Output the entries verbatim, including every line.

■ Dataset excerpts:
-*-
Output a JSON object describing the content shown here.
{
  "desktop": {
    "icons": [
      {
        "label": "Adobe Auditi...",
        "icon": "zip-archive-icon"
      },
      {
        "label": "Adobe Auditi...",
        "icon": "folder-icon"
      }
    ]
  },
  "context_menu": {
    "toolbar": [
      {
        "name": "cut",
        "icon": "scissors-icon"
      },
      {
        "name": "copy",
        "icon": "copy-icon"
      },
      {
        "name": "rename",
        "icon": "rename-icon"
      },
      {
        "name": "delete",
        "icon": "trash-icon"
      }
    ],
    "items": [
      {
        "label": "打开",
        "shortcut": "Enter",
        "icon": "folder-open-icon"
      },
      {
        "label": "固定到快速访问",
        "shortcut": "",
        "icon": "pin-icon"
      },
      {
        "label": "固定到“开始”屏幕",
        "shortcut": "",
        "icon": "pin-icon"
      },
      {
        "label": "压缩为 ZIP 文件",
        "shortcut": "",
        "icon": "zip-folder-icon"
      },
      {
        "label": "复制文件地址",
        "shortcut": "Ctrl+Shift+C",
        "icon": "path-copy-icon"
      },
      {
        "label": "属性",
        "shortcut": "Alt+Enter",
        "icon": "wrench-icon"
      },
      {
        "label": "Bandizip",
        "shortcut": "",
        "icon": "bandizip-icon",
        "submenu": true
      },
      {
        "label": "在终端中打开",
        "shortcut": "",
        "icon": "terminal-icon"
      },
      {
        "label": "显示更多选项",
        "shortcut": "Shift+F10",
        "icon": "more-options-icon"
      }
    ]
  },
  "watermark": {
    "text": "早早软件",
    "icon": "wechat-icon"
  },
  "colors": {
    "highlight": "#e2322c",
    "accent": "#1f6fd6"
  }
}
-*-
■ Correct result:
Output a JSON object describing the content shown here.
{
  "desktop": {
    "icons": [
      {
        "label": "Adobe Auditi...",
        "icon": "zip-archive-icon"
      },
      {
        "label": "Adobe Auditi...",
        "icon": "folder-icon"
      }
    ]
  },
  "context_menu": {
    "toolbar": [
      {
        "name": "cut",
        "icon": "scissors-icon"
      },
      {
        "name": "copy",
        "icon": "copy-icon"
      },
      {
        "name": "rename",
        "icon": "rename-icon"
      },
      {
        "name": "delete",
        "icon": "trash-icon"
      }
    ],
    "items": [
      {
        "label": "打开",
        "shortcut": "Enter",
        "icon": "folder-open-icon"
      },
      {
        "label": "固定到快速访问",
        "shortcut": "",
        "icon": "pin-icon"
      },
      {
        "label": "固定到“开始”屏幕",
        "shortcut": "",
        "icon": "pin-icon"
      },
      {
        "label": "压缩为 ZIP 文件",
        "shortcut": "",
        "icon": "zip-folder-icon"
      },
      {
        "label": "复制文件地址",
        "shortcut": "Ctrl+Shift+C",
        "icon": "path-copy-icon"
      },
      {
        "label": "属性",
        "shortcut": "Alt+Enter",
        "icon": "wrench-icon"
      },
      {
        "label": "Bandizip",
        "shortcut": "",
        "icon": "bandizip-icon",
        "submenu": true
      },
      {
        "label": "在终端中打开",
        "shortcut": "",
        "icon": "terminal-icon"
      },
      {
        "label": "显示更多选项",
        "shortcut": "Shift+F10",
        "icon": "more-options-icon"
      }
    ]
  },
  "watermark": {
    "text": "早早软件",
    "icon": "wechat-icon"
  },
  "colors": {
    "highlight": "#e2322c",
    "accent": "#1f6fd6"
  }
}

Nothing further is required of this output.